PASSAGE FOR REVIEW:
::::::
Privately insured patients paid 247% of what Medicare recipients paid in 2018 to hospitals

Privately insured pay 247% of what Medicare recipients pay to hospitals

September 18, 2020
by John R. Fischer, Senior Reporter
Privately insured patients nationwide paid hospitals 247% on average in 2018 of what Medicare recipients would have paid for services, according to a RAND Corporation study.

Hospital price increases show that individuals with private health plans went from paying an average of 224% of Medicare costs in 2016 to 230% in 2017, followed by the current average in 2018. Prices also varied among states, with Arkansas, Michigan and Rhode Island having relative prices under 200% of Medicare, while Florida, Tennessee, Alaska, West Virginia and North Carolina had prices above 325% of Medicare.

“It’s in large part due to how prices are set between Medicare and private plans,” Christopher Whaley, a policy researcher for the RAND Corporation, told HCB News. “Medicare every year is given a budget, so you have to maintain some discipline in your price and cost growth if you’re going to standard that budget. Many employers turn over healthcare benefits to this ecosystem of third-party insurers, benefit consultants and brokers, so they don’t have the same level of internal controls over price growth and cost growth as the Medicare system.”

The study included information from more than half the nation’s community hospitals in 49 states and Washington, D.C. It incorporated data sources of $33.8 billion in spending from 3,112 hospitals nationwide, as well as approximately 750,000 claims for inpatient hospital stays and 40.2 millions claims for outpatient services. Claims from self-insured employers, six state all-payer claims databases and records from health insurance plans that chose to participate in the study were also analyzed.

For each private claim, researchers re-priced the service using Medicare’s grouping and pricing formulas, and found that total payments over the 2016-2018 period would have been reduced by $19.7 billion had employers and health plans paid hospitals using Medicare’s payment formulas. This translates to a potential savings of 58%.
::::::
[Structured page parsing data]
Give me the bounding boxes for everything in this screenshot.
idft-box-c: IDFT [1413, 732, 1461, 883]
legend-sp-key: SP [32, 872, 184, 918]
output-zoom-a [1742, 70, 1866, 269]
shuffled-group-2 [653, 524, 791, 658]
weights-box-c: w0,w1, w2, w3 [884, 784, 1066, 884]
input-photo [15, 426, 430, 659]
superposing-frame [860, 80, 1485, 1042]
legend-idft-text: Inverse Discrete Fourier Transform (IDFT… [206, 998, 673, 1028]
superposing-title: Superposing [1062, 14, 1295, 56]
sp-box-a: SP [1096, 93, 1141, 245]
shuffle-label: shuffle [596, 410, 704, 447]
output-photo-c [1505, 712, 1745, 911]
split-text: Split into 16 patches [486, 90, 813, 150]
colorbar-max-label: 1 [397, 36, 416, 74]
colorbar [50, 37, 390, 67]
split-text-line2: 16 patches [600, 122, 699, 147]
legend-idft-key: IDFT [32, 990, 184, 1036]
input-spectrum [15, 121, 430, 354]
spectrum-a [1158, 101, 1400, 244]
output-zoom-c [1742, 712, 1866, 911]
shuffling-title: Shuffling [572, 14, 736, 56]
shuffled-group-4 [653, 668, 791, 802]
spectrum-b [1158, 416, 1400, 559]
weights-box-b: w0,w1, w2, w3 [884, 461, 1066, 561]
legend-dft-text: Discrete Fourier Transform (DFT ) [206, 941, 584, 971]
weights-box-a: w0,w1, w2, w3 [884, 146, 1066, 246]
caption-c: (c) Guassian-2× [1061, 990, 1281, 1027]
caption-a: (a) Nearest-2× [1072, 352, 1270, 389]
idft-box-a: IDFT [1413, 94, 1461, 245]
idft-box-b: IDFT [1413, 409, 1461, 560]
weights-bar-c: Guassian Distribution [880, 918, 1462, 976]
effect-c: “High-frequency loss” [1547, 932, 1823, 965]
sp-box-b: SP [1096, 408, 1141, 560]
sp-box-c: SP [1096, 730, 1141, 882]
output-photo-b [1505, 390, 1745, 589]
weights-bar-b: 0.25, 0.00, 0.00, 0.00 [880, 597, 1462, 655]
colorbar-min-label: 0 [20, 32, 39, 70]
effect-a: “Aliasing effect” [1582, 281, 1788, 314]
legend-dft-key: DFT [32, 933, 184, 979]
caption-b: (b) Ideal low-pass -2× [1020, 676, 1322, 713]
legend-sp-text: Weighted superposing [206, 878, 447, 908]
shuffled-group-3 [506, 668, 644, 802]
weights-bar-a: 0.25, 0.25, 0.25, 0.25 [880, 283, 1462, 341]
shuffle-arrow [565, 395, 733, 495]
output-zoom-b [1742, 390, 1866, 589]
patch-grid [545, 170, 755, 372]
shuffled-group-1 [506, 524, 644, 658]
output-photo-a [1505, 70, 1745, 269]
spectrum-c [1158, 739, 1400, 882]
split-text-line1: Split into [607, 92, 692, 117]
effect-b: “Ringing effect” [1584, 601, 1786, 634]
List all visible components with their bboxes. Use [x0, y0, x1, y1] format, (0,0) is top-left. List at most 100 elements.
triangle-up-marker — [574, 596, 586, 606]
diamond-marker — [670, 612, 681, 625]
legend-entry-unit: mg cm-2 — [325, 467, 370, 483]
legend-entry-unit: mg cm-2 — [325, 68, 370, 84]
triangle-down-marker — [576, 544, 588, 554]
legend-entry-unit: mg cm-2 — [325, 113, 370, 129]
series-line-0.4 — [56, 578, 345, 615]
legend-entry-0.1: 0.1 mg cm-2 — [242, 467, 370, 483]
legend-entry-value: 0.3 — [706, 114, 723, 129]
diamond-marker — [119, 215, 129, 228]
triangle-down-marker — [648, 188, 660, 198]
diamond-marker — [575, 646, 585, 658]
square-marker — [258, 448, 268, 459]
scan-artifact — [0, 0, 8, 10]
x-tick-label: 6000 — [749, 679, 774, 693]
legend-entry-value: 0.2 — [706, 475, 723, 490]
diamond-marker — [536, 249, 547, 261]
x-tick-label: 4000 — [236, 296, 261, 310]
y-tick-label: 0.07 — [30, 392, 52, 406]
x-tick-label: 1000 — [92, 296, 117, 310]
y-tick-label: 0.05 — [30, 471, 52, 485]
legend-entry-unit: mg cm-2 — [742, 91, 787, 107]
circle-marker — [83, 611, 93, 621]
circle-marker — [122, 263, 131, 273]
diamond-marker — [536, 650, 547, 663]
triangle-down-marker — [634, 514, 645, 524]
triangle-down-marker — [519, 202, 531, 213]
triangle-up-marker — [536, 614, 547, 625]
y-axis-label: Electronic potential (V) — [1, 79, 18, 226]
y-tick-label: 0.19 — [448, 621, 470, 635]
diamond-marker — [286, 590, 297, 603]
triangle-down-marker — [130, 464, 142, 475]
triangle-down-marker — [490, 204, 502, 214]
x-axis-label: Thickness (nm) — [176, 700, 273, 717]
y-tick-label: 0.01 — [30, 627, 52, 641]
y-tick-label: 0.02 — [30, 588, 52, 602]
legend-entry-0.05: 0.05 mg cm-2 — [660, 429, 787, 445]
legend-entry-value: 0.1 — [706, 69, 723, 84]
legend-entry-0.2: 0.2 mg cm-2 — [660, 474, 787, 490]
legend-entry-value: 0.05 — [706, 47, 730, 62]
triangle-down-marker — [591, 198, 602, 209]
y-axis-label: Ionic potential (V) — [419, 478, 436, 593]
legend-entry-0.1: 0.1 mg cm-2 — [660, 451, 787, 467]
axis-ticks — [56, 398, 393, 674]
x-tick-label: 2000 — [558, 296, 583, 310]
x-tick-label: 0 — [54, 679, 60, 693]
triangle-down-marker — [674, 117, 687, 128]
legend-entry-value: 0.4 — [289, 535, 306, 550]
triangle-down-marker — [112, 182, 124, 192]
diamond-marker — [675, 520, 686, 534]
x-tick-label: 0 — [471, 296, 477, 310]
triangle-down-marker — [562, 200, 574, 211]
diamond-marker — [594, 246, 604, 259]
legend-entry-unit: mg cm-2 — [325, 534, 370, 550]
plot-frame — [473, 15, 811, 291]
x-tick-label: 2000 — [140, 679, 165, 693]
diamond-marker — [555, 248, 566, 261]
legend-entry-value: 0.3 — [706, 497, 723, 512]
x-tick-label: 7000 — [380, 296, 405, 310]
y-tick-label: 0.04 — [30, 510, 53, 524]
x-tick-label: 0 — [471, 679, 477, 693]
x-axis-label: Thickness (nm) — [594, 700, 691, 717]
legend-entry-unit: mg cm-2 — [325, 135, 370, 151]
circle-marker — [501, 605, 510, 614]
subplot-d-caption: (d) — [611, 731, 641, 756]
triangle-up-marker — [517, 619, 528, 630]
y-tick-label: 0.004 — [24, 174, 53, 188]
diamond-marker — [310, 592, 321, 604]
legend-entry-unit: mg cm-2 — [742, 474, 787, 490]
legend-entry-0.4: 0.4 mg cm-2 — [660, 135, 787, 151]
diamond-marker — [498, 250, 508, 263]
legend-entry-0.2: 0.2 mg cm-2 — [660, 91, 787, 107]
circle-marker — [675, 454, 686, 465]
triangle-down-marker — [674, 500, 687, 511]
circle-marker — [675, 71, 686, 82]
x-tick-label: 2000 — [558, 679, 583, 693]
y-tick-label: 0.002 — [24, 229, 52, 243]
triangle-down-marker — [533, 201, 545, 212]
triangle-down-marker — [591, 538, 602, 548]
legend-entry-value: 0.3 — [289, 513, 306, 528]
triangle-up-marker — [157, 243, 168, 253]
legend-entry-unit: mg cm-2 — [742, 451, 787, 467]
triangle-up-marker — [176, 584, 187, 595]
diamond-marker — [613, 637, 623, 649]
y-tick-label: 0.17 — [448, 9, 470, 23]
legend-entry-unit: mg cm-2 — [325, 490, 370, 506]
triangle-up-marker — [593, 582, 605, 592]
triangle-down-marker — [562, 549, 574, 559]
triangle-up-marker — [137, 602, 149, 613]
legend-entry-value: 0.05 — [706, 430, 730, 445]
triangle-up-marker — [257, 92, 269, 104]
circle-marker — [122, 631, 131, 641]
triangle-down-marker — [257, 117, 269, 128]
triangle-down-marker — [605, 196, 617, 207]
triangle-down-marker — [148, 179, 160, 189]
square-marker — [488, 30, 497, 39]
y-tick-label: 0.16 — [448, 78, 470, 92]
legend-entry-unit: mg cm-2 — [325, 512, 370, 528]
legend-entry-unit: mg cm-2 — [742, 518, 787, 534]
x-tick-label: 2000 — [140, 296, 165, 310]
::::::
REQUIRED ACTION: Translate this sentence from the hospital pricing report into Spanish: "Prices also varied among states, with Arkansas, Michigan and Rhode Island having relative prices under 200% of Medicare, while Florida, Tennessee, Alaska, West Virginia and North Carolina had prices above 325% of Medicare." The items are not needed for this work.

YOUR SOLUTION: Los precios también variaron entre estados: Arkansas, Michigan y Rhode Island tuvieron precios relativos inferiores al 200 % de Medicare, mientras que Florida, Tennessee, Alaska, Virginia Occidental y Carolina del Norte tuvieron precios superiores al 325 % de Medicare.